- _DATA PROVIDED_:
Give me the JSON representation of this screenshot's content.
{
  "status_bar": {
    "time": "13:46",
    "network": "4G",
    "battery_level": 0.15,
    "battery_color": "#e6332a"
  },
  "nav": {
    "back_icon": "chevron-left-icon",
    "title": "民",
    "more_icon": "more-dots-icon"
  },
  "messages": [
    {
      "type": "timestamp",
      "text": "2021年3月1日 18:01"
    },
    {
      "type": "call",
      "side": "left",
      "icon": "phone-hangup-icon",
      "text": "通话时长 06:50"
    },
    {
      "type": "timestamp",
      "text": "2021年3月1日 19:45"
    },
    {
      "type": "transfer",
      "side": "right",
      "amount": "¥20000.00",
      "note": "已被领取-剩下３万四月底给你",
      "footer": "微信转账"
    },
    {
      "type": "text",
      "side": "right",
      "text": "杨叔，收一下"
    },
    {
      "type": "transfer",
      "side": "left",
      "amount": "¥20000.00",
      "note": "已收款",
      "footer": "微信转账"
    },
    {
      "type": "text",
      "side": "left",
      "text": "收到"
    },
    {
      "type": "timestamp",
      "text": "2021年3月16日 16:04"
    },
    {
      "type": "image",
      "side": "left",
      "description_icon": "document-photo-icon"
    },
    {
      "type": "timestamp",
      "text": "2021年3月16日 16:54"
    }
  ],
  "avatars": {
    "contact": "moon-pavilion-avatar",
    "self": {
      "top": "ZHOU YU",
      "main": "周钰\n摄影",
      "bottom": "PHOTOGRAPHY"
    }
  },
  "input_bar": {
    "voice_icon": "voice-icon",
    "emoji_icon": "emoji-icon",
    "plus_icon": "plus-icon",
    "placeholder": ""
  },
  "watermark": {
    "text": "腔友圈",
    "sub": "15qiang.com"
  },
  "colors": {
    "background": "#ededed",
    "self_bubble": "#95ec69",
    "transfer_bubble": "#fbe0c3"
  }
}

- _YOUR INSTRUCTIONS_: Repeat each of the entries above precisely as given.

- _EXERCISE RESPONSE_:
Give me the JSON representation of this screenshot's content.
{
  "status_bar": {
    "time": "13:46",
    "network": "4G",
    "battery_level": 0.15,
    "battery_color": "#e6332a"
  },
  "nav": {
    "back_icon": "chevron-left-icon",
    "title": "民",
    "more_icon": "more-dots-icon"
  },
  "messages": [
    {
      "type": "timestamp",
      "text": "2021年3月1日 18:01"
    },
    {
      "type": "call",
      "side": "left",
      "icon": "phone-hangup-icon",
      "text": "通话时长 06:50"
    },
    {
      "type": "timestamp",
      "text": "2021年3月1日 19:45"
    },
    {
      "type": "transfer",
      "side": "right",
      "amount": "¥20000.00",
      "note": "已被领取-剩下３万四月底给你",
      "footer": "微信转账"
    },
    {
      "type": "text",
      "side": "right",
      "text": "杨叔，收一下"
    },
    {
      "type": "transfer",
      "side": "left",
      "amount": "¥20000.00",
      "note": "已收款",
      "footer": "微信转账"
    },
    {
      "type": "text",
      "side": "left",
      "text": "收到"
    },
    {
      "type": "timestamp",
      "text": "2021年3月16日 16:04"
    },
    {
      "type": "image",
      "side": "left",
      "description_icon": "document-photo-icon"
    },
    {
      "type": "timestamp",
      "text": "2021年3月16日 16:54"
    }
  ],
  "avatars": {
    "contact": "moon-pavilion-avatar",
    "self": {
      "top": "ZHOU YU",
      "main": "周钰\n摄影",
      "bottom": "PHOTOGRAPHY"
    }
  },
  "input_bar": {
    "voice_icon": "voice-icon",
    "emoji_icon": "emoji-icon",
    "plus_icon": "plus-icon",
    "placeholder": ""
  },
  "watermark": {
    "text": "腔友圈",
    "sub": "15qiang.com"
  },
  "colors": {
    "background": "#ededed",
    "self_bubble": "#95ec69",
    "transfer_bubble": "#fbe0c3"
  }
}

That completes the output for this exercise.